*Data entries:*
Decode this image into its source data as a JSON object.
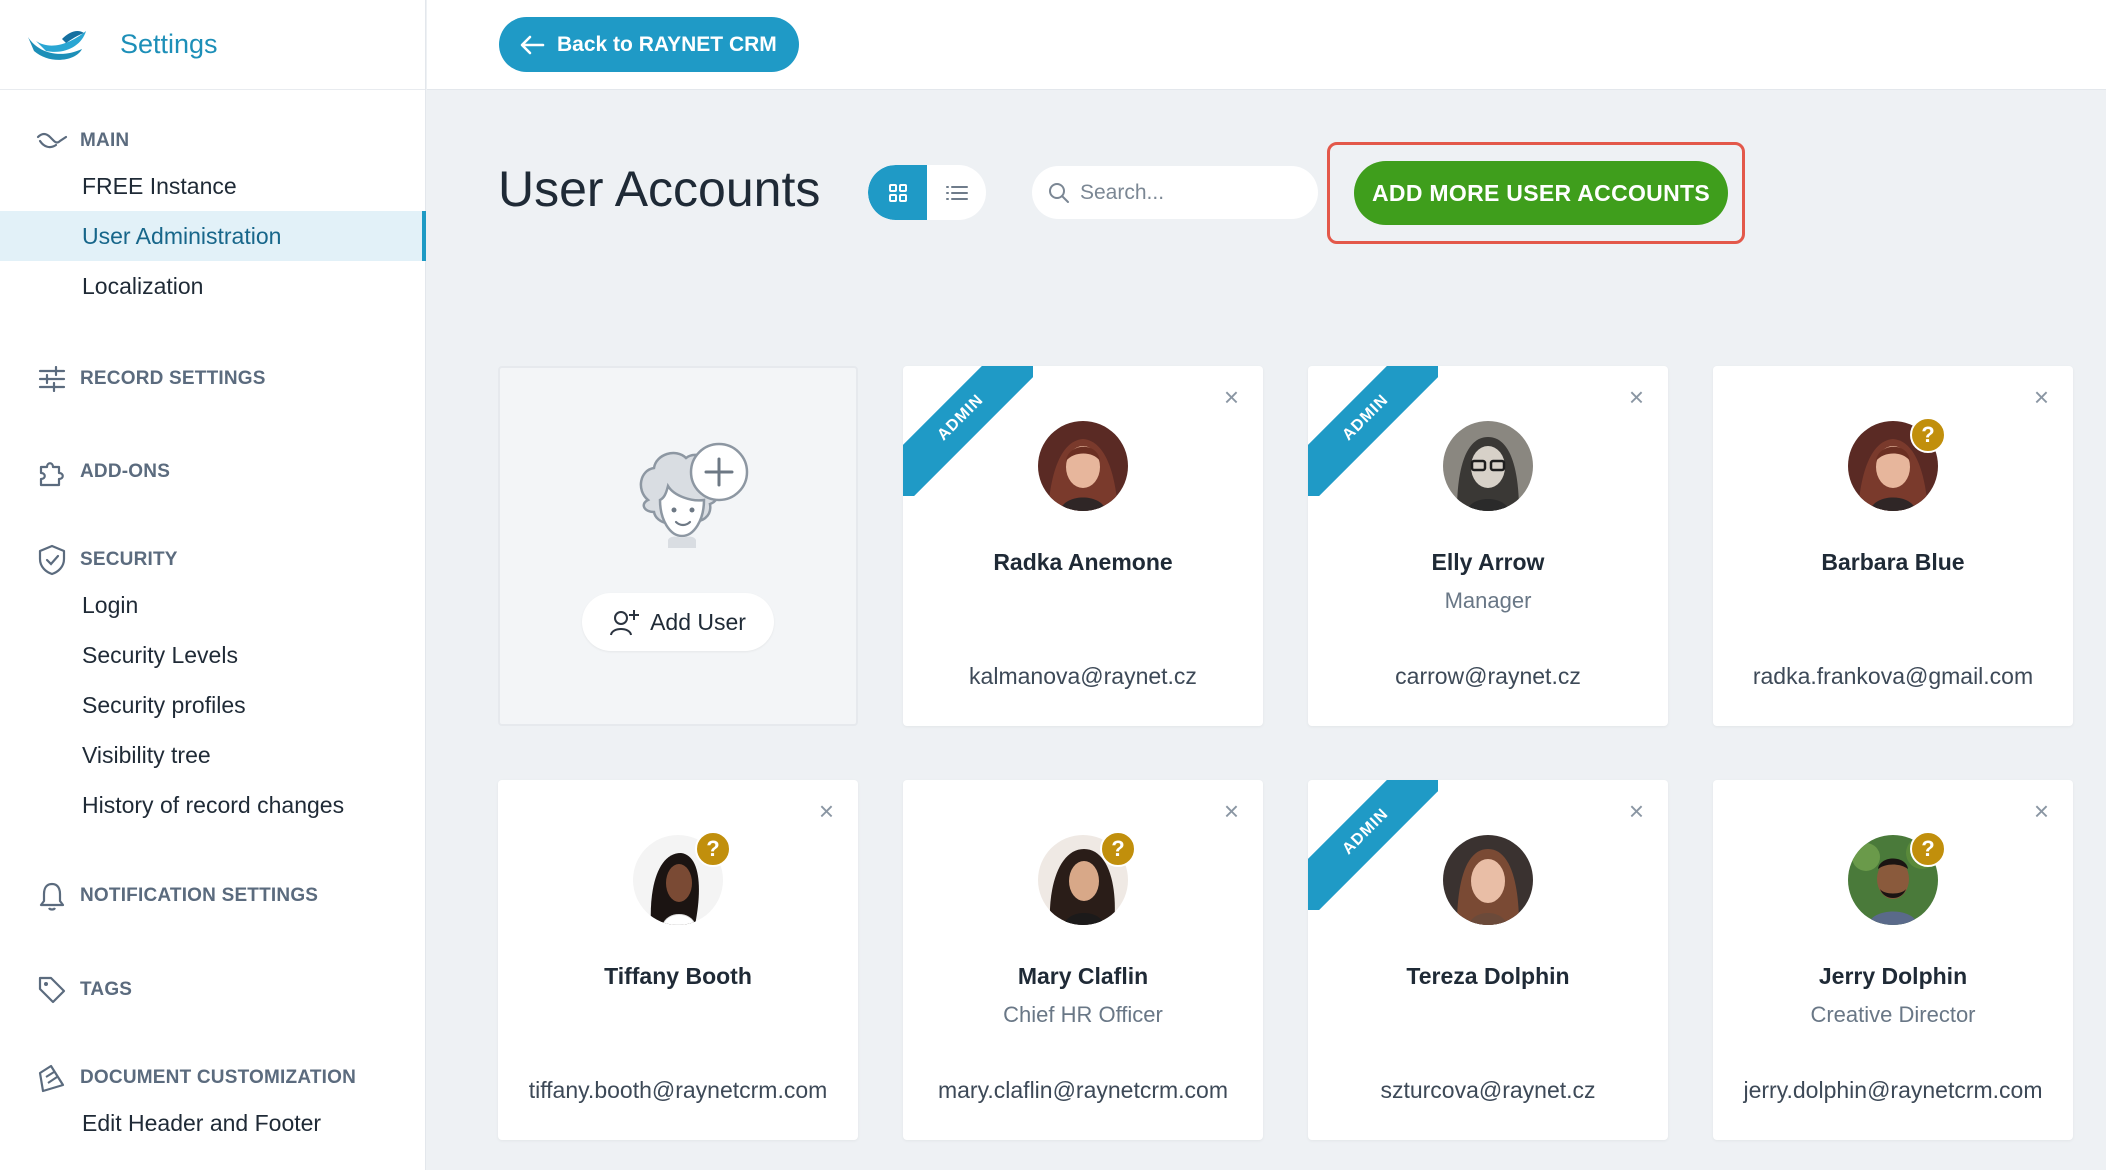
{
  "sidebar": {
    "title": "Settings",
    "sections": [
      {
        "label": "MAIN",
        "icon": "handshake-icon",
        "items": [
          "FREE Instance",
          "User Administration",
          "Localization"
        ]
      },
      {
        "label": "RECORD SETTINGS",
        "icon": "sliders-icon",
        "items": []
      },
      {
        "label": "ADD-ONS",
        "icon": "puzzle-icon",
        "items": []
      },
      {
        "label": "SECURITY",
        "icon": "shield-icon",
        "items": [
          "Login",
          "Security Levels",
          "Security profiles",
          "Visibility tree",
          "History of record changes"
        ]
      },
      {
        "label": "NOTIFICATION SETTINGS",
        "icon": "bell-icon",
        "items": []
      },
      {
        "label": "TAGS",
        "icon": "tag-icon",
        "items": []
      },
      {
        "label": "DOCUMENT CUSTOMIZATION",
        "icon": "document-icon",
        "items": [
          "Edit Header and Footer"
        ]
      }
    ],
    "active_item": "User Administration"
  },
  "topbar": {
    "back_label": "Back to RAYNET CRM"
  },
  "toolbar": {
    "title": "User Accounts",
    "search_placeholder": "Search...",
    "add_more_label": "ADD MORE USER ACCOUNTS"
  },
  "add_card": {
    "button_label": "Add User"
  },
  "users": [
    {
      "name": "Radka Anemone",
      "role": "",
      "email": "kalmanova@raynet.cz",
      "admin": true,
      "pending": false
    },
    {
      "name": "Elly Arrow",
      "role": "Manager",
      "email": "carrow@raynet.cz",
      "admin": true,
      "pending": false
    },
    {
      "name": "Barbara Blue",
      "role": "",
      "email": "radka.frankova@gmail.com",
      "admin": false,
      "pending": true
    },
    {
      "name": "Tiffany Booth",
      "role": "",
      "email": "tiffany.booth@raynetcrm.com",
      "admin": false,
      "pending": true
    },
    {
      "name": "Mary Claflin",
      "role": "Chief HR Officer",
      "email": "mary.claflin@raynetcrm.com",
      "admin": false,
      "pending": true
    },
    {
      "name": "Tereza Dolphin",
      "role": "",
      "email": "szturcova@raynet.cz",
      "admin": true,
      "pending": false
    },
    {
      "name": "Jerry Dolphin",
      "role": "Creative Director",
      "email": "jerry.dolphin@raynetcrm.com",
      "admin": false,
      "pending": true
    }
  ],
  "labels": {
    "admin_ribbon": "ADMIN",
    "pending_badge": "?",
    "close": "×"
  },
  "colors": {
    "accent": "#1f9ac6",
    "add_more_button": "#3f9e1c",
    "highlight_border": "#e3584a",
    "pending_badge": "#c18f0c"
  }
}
* * *
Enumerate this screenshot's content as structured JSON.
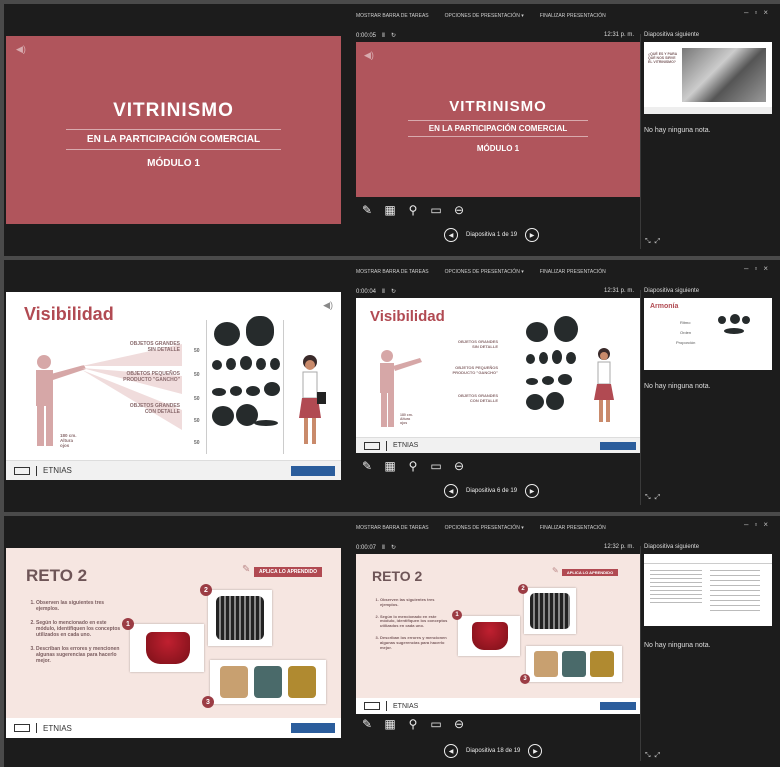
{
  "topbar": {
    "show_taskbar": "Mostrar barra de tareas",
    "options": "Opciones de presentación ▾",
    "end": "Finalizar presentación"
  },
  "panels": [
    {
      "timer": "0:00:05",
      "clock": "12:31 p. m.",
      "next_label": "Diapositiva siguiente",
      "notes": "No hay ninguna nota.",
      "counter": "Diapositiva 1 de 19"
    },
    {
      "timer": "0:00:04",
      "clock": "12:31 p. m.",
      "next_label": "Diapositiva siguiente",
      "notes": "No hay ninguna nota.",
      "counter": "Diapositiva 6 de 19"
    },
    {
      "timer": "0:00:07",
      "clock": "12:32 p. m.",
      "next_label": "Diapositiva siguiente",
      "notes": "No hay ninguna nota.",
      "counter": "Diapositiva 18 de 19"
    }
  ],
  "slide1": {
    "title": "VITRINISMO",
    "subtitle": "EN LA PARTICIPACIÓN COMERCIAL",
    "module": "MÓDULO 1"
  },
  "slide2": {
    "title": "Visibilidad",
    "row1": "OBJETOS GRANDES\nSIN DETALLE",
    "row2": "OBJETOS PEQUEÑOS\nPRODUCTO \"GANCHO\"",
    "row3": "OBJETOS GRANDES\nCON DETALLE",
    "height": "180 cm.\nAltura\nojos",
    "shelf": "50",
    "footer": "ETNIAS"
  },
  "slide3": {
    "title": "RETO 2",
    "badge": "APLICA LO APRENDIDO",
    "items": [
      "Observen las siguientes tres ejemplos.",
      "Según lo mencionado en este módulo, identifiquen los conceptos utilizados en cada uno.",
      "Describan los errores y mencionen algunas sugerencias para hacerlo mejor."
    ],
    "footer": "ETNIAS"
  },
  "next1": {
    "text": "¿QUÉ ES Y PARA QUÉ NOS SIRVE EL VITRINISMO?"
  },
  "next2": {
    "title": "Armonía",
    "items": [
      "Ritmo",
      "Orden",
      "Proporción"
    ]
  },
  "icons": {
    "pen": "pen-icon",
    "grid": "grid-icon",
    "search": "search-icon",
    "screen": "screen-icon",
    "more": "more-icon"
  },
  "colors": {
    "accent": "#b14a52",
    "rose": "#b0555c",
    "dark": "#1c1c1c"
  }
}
--
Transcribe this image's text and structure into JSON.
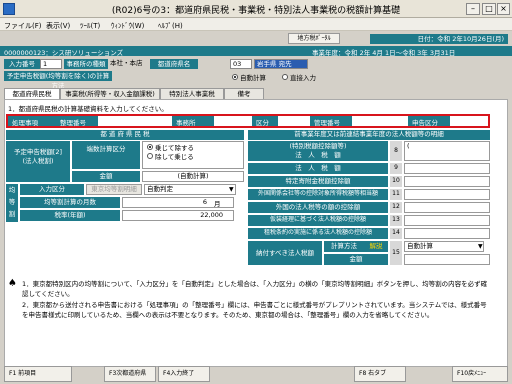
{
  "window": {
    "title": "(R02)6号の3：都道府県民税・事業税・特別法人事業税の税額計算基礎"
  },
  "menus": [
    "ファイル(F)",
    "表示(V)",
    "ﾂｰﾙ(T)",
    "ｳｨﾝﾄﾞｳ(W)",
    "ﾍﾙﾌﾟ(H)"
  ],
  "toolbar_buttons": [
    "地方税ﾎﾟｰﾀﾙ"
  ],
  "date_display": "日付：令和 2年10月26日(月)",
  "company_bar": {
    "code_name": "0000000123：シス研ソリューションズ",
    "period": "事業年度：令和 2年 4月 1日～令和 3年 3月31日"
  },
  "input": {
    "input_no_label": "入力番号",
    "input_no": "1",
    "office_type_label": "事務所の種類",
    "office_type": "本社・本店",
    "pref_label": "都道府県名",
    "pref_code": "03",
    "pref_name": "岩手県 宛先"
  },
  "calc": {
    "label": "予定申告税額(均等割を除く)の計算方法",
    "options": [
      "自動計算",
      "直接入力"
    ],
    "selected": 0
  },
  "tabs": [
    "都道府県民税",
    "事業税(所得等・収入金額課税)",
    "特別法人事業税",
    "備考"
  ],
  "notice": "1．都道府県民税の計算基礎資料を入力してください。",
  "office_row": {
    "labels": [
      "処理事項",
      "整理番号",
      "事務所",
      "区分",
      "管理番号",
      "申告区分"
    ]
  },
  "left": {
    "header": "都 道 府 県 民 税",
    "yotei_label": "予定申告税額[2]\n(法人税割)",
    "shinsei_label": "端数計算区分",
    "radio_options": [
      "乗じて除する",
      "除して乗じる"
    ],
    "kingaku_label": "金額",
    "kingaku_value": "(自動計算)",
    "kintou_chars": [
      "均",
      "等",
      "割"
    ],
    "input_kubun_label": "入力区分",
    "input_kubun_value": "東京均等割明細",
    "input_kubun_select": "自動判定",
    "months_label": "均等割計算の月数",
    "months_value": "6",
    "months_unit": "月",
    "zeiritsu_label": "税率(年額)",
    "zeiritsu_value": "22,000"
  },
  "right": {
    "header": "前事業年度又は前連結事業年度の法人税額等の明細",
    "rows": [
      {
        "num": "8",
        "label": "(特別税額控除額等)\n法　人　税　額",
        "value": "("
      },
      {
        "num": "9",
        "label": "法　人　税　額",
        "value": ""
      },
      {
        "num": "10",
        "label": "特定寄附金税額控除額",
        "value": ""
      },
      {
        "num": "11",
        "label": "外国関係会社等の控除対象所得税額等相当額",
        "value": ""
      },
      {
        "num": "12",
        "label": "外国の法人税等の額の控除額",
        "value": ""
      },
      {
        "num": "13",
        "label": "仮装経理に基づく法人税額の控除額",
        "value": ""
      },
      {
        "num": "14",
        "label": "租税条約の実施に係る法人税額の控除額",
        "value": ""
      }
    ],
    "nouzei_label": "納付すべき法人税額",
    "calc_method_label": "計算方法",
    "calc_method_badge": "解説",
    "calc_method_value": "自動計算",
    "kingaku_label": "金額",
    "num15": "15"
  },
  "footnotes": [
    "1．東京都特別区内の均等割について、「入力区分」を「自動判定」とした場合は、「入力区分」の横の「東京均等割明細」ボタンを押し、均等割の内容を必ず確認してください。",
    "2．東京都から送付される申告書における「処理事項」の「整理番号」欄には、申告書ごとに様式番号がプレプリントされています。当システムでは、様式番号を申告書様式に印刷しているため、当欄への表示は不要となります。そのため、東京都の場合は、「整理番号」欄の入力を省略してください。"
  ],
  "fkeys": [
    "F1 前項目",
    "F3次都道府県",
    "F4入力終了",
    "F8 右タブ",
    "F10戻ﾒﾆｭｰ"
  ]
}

*What you will do:*
Look through the entries and find each line that has the string "this". Copy those lines.

*Written response:*
Decode this image into its source data as a JSON object.
Enumerate this screenshot's content as structured JSON.
Transcribe this image's text and structure into JSON.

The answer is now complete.